What you are asked to do
Pick every line from the data that holds the word "record".

Data provided
== == ==

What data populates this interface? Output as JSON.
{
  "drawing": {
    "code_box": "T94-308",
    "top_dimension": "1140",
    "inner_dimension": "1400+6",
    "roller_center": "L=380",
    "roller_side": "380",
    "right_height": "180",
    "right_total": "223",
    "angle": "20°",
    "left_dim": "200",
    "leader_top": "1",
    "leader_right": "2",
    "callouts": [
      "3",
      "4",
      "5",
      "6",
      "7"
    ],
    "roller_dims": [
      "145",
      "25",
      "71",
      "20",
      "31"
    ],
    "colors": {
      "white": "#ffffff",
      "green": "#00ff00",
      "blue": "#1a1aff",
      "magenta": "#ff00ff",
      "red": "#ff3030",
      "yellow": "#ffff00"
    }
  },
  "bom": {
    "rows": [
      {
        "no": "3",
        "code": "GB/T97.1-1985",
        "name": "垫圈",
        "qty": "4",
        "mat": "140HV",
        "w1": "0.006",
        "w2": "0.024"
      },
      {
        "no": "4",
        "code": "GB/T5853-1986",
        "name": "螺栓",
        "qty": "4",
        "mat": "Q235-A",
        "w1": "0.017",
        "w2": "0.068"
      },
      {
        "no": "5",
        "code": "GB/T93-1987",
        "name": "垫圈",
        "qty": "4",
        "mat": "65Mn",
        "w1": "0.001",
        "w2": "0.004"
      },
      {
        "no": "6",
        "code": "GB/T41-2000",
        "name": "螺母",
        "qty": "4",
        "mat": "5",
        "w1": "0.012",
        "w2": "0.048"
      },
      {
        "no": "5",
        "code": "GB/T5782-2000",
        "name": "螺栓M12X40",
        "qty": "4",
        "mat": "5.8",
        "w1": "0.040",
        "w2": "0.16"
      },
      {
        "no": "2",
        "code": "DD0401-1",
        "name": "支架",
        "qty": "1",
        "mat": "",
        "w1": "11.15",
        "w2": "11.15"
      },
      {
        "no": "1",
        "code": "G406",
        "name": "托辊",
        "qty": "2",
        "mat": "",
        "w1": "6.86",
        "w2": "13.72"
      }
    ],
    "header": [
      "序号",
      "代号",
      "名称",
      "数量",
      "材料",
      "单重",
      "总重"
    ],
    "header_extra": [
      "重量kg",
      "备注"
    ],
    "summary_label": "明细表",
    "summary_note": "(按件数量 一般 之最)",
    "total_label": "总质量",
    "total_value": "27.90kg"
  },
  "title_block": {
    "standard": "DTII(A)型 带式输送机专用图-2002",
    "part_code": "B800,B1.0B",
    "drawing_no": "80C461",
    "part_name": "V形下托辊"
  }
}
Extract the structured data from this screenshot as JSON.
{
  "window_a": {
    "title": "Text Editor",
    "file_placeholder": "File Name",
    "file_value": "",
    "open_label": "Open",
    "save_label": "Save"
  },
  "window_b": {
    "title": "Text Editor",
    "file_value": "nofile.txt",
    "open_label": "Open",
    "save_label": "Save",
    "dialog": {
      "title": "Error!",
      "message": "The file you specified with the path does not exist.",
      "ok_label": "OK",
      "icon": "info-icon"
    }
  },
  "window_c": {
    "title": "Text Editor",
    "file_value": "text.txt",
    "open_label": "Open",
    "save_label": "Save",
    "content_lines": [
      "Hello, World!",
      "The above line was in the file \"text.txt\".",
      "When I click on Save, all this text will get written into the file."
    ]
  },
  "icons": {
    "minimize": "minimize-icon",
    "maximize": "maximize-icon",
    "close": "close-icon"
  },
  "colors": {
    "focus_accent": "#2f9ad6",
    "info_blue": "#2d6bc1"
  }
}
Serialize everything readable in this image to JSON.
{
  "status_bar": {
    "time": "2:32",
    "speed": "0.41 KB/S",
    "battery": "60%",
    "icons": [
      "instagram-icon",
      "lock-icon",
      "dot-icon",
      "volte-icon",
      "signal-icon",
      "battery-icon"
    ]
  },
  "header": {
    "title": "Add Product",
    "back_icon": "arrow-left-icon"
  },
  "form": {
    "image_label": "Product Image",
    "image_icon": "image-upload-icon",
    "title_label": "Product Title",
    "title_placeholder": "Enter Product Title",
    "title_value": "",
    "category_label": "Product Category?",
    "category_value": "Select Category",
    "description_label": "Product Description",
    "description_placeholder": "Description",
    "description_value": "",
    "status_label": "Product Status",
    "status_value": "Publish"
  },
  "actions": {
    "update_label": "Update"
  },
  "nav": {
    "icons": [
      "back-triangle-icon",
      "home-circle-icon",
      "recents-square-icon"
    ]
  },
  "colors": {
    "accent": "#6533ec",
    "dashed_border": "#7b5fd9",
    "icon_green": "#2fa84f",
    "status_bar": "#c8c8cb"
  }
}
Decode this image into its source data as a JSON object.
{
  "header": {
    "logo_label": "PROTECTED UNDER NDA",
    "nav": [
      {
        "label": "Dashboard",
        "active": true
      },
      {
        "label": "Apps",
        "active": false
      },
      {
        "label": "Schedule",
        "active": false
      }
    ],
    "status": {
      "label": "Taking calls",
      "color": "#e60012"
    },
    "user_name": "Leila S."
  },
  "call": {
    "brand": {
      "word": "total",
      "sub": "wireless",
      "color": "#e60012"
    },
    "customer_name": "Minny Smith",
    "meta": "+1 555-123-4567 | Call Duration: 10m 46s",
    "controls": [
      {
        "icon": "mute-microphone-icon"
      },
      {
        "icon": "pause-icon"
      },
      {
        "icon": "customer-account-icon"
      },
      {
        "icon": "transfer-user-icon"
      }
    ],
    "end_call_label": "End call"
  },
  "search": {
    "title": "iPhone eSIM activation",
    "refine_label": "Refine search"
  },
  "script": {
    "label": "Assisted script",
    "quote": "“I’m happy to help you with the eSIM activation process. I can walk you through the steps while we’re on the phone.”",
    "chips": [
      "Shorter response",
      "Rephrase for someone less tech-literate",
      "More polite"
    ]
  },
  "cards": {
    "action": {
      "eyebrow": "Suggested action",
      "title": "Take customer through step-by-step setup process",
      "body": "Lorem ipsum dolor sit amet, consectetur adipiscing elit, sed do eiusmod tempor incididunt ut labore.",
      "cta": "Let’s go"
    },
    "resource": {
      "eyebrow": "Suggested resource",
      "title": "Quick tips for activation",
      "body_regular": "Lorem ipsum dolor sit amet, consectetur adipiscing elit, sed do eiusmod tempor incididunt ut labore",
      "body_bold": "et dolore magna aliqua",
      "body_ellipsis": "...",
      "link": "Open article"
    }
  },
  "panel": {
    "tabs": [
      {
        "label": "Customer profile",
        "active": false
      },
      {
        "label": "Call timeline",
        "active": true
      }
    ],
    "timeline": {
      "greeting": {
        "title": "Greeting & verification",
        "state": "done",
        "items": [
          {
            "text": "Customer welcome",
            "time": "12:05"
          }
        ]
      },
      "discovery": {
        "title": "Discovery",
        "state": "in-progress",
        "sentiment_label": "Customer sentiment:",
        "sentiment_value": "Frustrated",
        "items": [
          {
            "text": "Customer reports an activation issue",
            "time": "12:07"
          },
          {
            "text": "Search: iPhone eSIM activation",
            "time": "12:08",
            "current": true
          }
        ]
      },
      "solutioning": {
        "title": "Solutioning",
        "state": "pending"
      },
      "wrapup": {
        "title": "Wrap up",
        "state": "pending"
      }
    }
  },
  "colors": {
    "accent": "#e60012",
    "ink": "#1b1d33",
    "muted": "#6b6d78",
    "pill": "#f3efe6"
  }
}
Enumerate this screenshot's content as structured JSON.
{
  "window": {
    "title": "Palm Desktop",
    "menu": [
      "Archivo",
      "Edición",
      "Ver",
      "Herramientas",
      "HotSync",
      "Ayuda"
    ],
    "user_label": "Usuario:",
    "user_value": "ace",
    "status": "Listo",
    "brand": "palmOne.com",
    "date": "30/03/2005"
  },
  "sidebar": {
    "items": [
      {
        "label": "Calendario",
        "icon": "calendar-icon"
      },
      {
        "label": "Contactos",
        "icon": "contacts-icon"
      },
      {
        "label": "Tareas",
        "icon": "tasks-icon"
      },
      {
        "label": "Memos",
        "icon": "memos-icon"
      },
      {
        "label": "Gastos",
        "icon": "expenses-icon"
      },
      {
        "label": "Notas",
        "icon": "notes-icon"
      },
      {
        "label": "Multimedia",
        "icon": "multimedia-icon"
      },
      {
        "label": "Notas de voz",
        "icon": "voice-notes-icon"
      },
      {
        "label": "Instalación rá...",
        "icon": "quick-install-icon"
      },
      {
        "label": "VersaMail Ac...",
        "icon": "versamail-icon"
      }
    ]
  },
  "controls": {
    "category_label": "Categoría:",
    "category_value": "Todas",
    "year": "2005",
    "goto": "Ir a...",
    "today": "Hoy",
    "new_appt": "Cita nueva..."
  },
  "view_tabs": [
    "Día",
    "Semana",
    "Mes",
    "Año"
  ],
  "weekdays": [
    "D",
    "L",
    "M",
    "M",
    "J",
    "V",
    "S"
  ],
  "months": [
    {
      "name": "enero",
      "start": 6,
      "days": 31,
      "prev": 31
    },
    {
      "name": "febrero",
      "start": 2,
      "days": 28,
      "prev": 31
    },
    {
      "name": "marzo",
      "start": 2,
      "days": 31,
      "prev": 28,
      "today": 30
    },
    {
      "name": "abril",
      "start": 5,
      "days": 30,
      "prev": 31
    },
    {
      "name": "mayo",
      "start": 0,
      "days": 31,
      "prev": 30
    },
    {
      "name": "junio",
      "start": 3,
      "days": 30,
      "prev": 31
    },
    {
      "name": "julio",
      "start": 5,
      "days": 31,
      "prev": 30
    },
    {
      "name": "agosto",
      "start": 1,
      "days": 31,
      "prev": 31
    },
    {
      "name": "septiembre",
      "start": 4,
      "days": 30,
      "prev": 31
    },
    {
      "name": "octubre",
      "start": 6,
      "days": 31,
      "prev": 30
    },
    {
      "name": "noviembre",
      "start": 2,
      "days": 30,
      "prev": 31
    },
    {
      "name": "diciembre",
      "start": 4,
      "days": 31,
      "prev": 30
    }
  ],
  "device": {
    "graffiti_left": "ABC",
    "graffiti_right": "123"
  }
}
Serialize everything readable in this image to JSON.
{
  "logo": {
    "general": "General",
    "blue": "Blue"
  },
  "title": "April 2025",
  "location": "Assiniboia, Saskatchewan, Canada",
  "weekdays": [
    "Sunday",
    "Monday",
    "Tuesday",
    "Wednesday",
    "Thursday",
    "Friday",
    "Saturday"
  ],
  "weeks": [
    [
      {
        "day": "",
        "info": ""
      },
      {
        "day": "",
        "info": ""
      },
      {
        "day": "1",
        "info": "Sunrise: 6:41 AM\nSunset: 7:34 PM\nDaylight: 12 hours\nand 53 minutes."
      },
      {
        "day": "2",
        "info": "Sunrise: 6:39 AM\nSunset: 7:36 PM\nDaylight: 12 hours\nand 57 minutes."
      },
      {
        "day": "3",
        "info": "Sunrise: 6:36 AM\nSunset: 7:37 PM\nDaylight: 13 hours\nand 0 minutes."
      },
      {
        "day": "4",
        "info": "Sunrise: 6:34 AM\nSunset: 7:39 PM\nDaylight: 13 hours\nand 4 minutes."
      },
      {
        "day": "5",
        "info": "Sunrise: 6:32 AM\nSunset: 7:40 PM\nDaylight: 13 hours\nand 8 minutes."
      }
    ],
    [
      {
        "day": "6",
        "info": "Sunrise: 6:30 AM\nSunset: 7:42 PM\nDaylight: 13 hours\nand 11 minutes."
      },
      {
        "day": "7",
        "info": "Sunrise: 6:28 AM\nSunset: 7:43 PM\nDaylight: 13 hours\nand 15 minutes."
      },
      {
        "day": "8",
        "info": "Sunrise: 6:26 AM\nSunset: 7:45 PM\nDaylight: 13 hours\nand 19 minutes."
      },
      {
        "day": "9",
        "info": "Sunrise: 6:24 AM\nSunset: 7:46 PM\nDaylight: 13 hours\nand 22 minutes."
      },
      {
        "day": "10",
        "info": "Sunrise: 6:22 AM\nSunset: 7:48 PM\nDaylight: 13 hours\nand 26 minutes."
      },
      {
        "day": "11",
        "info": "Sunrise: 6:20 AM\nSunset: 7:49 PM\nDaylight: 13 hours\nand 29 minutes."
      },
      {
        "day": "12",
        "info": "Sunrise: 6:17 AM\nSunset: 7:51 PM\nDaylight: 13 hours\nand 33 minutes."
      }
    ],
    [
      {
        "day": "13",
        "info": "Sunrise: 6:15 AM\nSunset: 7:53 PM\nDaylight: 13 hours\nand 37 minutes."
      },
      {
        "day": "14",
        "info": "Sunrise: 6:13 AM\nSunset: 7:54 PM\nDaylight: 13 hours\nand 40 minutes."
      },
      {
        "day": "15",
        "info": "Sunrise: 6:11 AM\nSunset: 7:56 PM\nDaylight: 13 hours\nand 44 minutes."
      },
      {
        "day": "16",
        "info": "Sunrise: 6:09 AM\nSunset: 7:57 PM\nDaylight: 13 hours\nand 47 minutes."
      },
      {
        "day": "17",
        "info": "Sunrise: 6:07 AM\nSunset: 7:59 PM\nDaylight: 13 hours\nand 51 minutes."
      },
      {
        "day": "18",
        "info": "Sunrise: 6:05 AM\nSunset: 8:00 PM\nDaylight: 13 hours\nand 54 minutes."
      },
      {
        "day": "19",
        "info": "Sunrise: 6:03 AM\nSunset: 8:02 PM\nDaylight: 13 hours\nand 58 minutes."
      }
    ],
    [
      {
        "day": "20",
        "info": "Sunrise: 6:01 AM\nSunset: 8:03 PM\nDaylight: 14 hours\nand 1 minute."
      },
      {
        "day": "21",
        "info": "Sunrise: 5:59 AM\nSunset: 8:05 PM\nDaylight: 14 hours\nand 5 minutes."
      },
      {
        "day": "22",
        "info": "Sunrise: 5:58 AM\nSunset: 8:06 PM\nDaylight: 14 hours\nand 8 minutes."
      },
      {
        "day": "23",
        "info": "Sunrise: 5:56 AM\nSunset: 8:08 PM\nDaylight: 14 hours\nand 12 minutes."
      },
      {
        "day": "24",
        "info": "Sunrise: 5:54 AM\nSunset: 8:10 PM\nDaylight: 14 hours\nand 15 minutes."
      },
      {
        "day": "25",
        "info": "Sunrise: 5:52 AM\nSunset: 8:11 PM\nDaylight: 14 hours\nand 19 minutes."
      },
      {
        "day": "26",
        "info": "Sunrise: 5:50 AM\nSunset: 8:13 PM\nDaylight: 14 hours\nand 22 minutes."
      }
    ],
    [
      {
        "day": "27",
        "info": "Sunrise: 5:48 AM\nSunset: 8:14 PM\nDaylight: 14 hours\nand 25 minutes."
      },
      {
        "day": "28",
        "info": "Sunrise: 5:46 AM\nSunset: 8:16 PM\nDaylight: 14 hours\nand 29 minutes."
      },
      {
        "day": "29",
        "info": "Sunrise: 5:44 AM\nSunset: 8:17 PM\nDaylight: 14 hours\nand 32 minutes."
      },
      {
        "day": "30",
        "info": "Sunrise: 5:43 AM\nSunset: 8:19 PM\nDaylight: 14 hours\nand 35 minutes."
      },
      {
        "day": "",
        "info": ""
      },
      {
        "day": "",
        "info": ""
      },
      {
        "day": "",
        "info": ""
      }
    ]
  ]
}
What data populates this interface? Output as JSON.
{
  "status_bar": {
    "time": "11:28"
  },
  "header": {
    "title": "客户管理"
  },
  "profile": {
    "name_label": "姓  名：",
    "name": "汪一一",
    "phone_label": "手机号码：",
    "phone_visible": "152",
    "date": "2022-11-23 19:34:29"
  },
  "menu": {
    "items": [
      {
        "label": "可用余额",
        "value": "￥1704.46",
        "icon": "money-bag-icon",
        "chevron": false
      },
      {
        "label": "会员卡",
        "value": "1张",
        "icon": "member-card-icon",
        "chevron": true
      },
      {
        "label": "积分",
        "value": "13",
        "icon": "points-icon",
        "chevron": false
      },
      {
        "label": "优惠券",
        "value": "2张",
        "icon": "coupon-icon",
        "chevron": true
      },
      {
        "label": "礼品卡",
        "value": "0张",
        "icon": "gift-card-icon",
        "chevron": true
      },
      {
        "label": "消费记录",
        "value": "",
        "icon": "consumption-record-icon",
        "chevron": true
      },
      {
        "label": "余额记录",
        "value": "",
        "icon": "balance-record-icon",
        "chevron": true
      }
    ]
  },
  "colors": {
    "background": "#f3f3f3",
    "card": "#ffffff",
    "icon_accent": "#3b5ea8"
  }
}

== == ==

Complete response
        "icon": "consumption-record-icon",
        "icon": "balance-record-icon",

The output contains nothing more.